Assigned task A
In the text about what £5.00 buys, roughly how many stuffed peppadew peppers were in the two pots?
Assigned task B
Carry on the text about logo design and cheap online logos, starting right after its final sentence.

Selected text
________________

Last night I bought a pint of beer at a restaurant. It cost me just under a fiver. At the weekend I had a barbecue for which, along with the meat, charcoal etc. I bought two pots of stuffed peppadew peppers (very nice). There were about 16 of them in total, each the size of small vine tomato and they cost just over a fiver. I thought to myself, rather ruefully, how little £5.00 buys these days. But perhaps that just applies to foodstuffs; because it would appear that if I were to be starting a new business and needed a logo I could buy one on the internet for the same amount of money.
We design logos at GGS and feel that we we’re quite good at it. The process involves having a meeting with our client, discussing their business, what they do, how they want to present themselves in the marketplace, who they wish to market to, what the Company’s values are etc. etc. You get the picture.

________________

Stored data
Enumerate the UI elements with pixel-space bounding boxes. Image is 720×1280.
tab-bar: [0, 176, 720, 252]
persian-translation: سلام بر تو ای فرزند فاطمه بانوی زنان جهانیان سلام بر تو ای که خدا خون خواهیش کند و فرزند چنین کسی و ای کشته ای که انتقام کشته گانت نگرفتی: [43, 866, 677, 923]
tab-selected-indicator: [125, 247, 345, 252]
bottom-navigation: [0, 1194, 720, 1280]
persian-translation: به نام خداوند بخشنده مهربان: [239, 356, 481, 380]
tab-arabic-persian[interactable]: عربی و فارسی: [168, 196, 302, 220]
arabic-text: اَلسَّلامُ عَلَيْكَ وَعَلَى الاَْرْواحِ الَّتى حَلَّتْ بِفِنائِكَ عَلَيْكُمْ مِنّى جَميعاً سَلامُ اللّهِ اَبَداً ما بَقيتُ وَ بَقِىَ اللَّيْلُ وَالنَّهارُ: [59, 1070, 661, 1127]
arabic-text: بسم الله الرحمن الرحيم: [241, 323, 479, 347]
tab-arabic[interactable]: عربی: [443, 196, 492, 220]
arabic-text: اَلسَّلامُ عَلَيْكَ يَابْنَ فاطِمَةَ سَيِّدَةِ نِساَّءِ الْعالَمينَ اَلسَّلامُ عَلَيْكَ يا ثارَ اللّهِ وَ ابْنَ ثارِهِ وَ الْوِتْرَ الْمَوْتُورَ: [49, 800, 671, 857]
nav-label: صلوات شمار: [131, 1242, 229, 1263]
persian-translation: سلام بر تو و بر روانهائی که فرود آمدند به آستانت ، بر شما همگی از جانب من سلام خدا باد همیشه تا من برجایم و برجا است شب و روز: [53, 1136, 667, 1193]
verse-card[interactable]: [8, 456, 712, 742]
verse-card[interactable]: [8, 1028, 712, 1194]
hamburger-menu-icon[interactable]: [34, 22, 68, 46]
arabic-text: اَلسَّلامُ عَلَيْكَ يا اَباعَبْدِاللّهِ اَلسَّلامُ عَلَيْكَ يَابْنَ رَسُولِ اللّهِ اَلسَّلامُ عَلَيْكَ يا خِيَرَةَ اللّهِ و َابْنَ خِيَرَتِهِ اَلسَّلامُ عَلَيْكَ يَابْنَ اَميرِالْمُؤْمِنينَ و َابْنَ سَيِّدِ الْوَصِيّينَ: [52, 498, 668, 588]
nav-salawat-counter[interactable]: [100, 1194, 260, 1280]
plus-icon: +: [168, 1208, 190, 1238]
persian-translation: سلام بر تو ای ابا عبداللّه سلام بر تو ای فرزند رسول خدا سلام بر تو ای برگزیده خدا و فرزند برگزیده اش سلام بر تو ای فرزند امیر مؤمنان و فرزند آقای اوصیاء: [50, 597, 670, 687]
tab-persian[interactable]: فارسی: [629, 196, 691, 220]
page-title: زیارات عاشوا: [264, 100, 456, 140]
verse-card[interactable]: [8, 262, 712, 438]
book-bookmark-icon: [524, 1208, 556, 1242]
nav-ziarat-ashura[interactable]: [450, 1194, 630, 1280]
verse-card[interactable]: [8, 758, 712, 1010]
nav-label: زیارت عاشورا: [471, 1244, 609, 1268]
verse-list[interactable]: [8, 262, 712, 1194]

________________

Task result A
About 16.

Task result B
We then go off and work something up and arrange another meeting (we prefer face to face rather than an email) to present our designs, discuss whatever amendments are required and take it from there. We consider carefully where and how the logo will be used and produce different versions for different uses and also how the brand image might be established using this logo. The process can extend over numerous days and generally by the time we have a satisfied client who has received printed and electronic versions of the logo in a range of formats and sizes which they can use in any of the marketing material they will subsequently require we will have spent a considerable number of hours on the project. To be honest, we aren’t really that keen on working for 25p (or less) per hour. Not unreasonable, I would say and I’m fairly sure most people would agree.
I have no doubt there are plenty of companies who don’t care about how they present themselves to the buying public, who just want a logo to slap on their van or bung on a business card and ‘Your Logo for a Fiver’ clearly has some appeal. I also dare say that the end result in some cases isn’t bad as far as their non-discerning purchasers are concerned. A wacky font and a nice piece of Microsoft clip-art is probably right up their street – and who’s to say that they are wrong. It’s ‘horses for courses’.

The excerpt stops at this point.